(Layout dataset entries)
________

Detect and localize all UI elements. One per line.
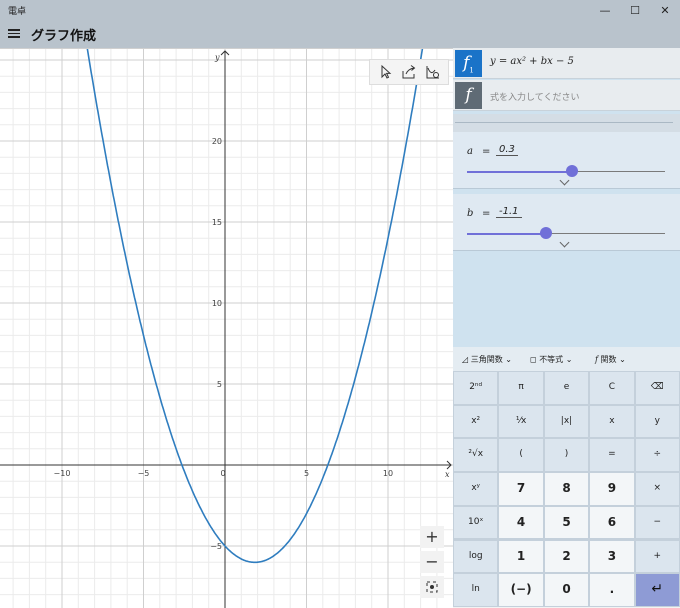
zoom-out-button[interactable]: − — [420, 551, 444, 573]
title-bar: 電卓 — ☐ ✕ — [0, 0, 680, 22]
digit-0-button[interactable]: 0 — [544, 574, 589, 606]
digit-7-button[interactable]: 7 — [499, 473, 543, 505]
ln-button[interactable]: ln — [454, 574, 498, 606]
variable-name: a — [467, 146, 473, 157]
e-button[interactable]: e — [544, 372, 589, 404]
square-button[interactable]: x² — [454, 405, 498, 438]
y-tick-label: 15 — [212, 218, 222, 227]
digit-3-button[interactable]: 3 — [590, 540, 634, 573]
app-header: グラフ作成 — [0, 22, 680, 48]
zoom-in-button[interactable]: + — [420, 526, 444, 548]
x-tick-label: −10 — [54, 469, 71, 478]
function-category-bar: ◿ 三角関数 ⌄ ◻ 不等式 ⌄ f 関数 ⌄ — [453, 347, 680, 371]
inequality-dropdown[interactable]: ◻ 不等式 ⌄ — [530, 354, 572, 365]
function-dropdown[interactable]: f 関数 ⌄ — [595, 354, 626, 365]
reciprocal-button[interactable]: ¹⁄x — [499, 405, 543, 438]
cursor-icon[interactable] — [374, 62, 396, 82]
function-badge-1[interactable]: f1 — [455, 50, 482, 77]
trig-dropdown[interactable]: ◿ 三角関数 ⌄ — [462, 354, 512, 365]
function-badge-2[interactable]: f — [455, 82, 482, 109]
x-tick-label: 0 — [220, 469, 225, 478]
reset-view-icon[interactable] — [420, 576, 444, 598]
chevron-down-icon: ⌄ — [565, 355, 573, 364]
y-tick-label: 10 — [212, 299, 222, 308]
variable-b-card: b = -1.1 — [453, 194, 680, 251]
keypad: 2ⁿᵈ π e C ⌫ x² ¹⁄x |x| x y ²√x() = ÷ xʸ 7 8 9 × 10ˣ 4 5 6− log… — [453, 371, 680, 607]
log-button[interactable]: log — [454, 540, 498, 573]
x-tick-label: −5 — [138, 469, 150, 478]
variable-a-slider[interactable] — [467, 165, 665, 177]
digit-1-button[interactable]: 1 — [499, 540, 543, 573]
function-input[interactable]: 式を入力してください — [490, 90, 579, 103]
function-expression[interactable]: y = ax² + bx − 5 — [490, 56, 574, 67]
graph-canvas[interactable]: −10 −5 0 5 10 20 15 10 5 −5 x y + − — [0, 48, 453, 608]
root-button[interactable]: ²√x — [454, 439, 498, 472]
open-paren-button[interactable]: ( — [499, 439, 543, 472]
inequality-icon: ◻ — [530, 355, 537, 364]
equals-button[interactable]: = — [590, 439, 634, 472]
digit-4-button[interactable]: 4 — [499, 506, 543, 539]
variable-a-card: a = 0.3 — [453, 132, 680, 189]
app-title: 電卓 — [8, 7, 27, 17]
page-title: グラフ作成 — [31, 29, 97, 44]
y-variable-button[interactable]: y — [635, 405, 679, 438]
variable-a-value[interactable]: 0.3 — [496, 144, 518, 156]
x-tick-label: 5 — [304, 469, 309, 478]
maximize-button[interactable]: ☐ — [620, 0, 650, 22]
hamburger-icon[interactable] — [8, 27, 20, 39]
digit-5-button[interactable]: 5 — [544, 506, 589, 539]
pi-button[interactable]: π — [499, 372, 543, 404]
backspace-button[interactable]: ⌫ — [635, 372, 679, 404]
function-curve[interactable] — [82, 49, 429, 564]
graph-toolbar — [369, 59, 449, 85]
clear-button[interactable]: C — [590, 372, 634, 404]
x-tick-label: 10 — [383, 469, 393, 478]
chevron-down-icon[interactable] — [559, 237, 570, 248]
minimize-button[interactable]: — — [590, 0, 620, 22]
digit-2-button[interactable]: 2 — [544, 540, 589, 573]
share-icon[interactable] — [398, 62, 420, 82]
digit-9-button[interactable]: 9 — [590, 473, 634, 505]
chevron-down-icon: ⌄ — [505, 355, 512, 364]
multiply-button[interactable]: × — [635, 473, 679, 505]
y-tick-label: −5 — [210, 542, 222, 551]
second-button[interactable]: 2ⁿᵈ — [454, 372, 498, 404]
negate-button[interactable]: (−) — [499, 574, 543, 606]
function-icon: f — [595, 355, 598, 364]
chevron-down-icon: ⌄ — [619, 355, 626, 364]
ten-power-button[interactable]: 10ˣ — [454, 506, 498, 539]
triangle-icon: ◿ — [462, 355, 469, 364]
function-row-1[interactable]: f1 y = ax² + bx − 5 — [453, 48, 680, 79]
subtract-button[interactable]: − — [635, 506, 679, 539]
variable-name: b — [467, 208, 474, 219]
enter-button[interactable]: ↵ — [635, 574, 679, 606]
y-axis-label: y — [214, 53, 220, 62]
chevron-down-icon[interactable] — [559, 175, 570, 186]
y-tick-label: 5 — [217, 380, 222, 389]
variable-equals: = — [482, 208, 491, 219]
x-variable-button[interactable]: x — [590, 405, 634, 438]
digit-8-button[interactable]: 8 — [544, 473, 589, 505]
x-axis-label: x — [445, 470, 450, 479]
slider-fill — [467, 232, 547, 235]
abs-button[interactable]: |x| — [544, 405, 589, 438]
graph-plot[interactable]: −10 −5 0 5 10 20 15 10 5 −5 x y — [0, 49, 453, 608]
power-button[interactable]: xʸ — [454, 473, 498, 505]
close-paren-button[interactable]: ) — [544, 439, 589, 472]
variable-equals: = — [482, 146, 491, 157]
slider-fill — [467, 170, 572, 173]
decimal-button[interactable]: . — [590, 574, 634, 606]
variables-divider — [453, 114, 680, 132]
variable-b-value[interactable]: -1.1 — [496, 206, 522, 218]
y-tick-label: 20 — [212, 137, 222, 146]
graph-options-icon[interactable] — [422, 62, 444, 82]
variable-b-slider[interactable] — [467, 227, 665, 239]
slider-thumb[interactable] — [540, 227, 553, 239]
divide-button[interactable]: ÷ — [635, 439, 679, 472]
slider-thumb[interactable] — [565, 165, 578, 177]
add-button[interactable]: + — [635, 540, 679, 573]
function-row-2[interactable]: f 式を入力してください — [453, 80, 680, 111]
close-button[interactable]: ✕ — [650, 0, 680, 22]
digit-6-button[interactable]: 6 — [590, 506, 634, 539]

________

» **Requirement**
Rewrite every one of the records above with "slider-thumb" changed to "slider-handle" and nothing else altered, omitting the pictures.

» **Worked solution**
Detect and localize all UI elements. One per line.
zoom-out-button[interactable]: − — [420, 551, 444, 573]
title-bar: 電卓 — ☐ ✕ — [0, 0, 680, 22]
digit-0-button[interactable]: 0 — [544, 574, 589, 606]
digit-7-button[interactable]: 7 — [499, 473, 543, 505]
ln-button[interactable]: ln — [454, 574, 498, 606]
variable-name: a — [467, 146, 473, 157]
e-button[interactable]: e — [544, 372, 589, 404]
square-button[interactable]: x² — [454, 405, 498, 438]
y-tick-label: 15 — [212, 218, 222, 227]
digit-3-button[interactable]: 3 — [590, 540, 634, 573]
app-header: グラフ作成 — [0, 22, 680, 48]
zoom-in-button[interactable]: + — [420, 526, 444, 548]
x-tick-label: −10 — [54, 469, 71, 478]
function-category-bar: ◿ 三角関数 ⌄ ◻ 不等式 ⌄ f 関数 ⌄ — [453, 347, 680, 371]
inequality-dropdown[interactable]: ◻ 不等式 ⌄ — [530, 354, 572, 365]
function-dropdown[interactable]: f 関数 ⌄ — [595, 354, 626, 365]
reciprocal-button[interactable]: ¹⁄x — [499, 405, 543, 438]
cursor-icon[interactable] — [374, 62, 396, 82]
function-badge-1[interactable]: f1 — [455, 50, 482, 77]
trig-dropdown[interactable]: ◿ 三角関数 ⌄ — [462, 354, 512, 365]
function-badge-2[interactable]: f — [455, 82, 482, 109]
x-tick-label: 0 — [220, 469, 225, 478]
reset-view-icon[interactable] — [420, 576, 444, 598]
chevron-down-icon: ⌄ — [565, 355, 573, 364]
y-tick-label: 10 — [212, 299, 222, 308]
variable-b-card: b = -1.1 — [453, 194, 680, 251]
keypad: 2ⁿᵈ π e C ⌫ x² ¹⁄x |x| x y ²√x() = ÷ xʸ 7 8 9 × 10ˣ 4 5 6− log… — [453, 371, 680, 607]
log-button[interactable]: log — [454, 540, 498, 573]
x-tick-label: −5 — [138, 469, 150, 478]
variable-a-slider[interactable] — [467, 165, 665, 177]
digit-1-button[interactable]: 1 — [499, 540, 543, 573]
function-input[interactable]: 式を入力してください — [490, 90, 579, 103]
function-expression[interactable]: y = ax² + bx − 5 — [490, 56, 574, 67]
graph-canvas[interactable]: −10 −5 0 5 10 20 15 10 5 −5 x y + − — [0, 48, 453, 608]
root-button[interactable]: ²√x — [454, 439, 498, 472]
open-paren-button[interactable]: ( — [499, 439, 543, 472]
inequality-icon: ◻ — [530, 355, 537, 364]
equals-button[interactable]: = — [590, 439, 634, 472]
digit-4-button[interactable]: 4 — [499, 506, 543, 539]
variable-a-card: a = 0.3 — [453, 132, 680, 189]
app-title: 電卓 — [8, 7, 27, 17]
page-title: グラフ作成 — [31, 29, 97, 44]
y-variable-button[interactable]: y — [635, 405, 679, 438]
variable-a-value[interactable]: 0.3 — [496, 144, 518, 156]
x-tick-label: 5 — [304, 469, 309, 478]
maximize-button[interactable]: ☐ — [620, 0, 650, 22]
hamburger-icon[interactable] — [8, 27, 20, 39]
digit-5-button[interactable]: 5 — [544, 506, 589, 539]
pi-button[interactable]: π — [499, 372, 543, 404]
backspace-button[interactable]: ⌫ — [635, 372, 679, 404]
function-curve[interactable] — [82, 49, 429, 564]
graph-toolbar — [369, 59, 449, 85]
clear-button[interactable]: C — [590, 372, 634, 404]
x-tick-label: 10 — [383, 469, 393, 478]
chevron-down-icon[interactable] — [559, 237, 570, 248]
minimize-button[interactable]: — — [590, 0, 620, 22]
digit-2-button[interactable]: 2 — [544, 540, 589, 573]
share-icon[interactable] — [398, 62, 420, 82]
digit-9-button[interactable]: 9 — [590, 473, 634, 505]
chevron-down-icon: ⌄ — [505, 355, 512, 364]
multiply-button[interactable]: × — [635, 473, 679, 505]
y-tick-label: −5 — [210, 542, 222, 551]
second-button[interactable]: 2ⁿᵈ — [454, 372, 498, 404]
negate-button[interactable]: (−) — [499, 574, 543, 606]
function-icon: f — [595, 355, 598, 364]
chevron-down-icon: ⌄ — [619, 355, 626, 364]
ten-power-button[interactable]: 10ˣ — [454, 506, 498, 539]
triangle-icon: ◿ — [462, 355, 469, 364]
function-row-1[interactable]: f1 y = ax² + bx − 5 — [453, 48, 680, 79]
subtract-button[interactable]: − — [635, 506, 679, 539]
variable-name: b — [467, 208, 474, 219]
enter-button[interactable]: ↵ — [635, 574, 679, 606]
y-axis-label: y — [214, 53, 220, 62]
chevron-down-icon[interactable] — [559, 175, 570, 186]
y-tick-label: 5 — [217, 380, 222, 389]
variable-equals: = — [482, 208, 491, 219]
x-variable-button[interactable]: x — [590, 405, 634, 438]
digit-8-button[interactable]: 8 — [544, 473, 589, 505]
x-axis-label: x — [445, 470, 450, 479]
slider-fill — [467, 232, 547, 235]
abs-button[interactable]: |x| — [544, 405, 589, 438]
graph-plot[interactable]: −10 −5 0 5 10 20 15 10 5 −5 x y — [0, 49, 453, 608]
power-button[interactable]: xʸ — [454, 473, 498, 505]
close-paren-button[interactable]: ) — [544, 439, 589, 472]
variable-equals: = — [482, 146, 491, 157]
slider-fill — [467, 170, 572, 173]
decimal-button[interactable]: . — [590, 574, 634, 606]
variables-divider — [453, 114, 680, 132]
variable-b-value[interactable]: -1.1 — [496, 206, 522, 218]
y-tick-label: 20 — [212, 137, 222, 146]
graph-options-icon[interactable] — [422, 62, 444, 82]
variable-b-slider[interactable] — [467, 227, 665, 239]
slider-handle[interactable] — [540, 227, 553, 239]
divide-button[interactable]: ÷ — [635, 439, 679, 472]
slider-handle[interactable] — [565, 165, 578, 177]
add-button[interactable]: + — [635, 540, 679, 573]
function-row-2[interactable]: f 式を入力してください — [453, 80, 680, 111]
close-button[interactable]: ✕ — [650, 0, 680, 22]
digit-6-button[interactable]: 6 — [590, 506, 634, 539]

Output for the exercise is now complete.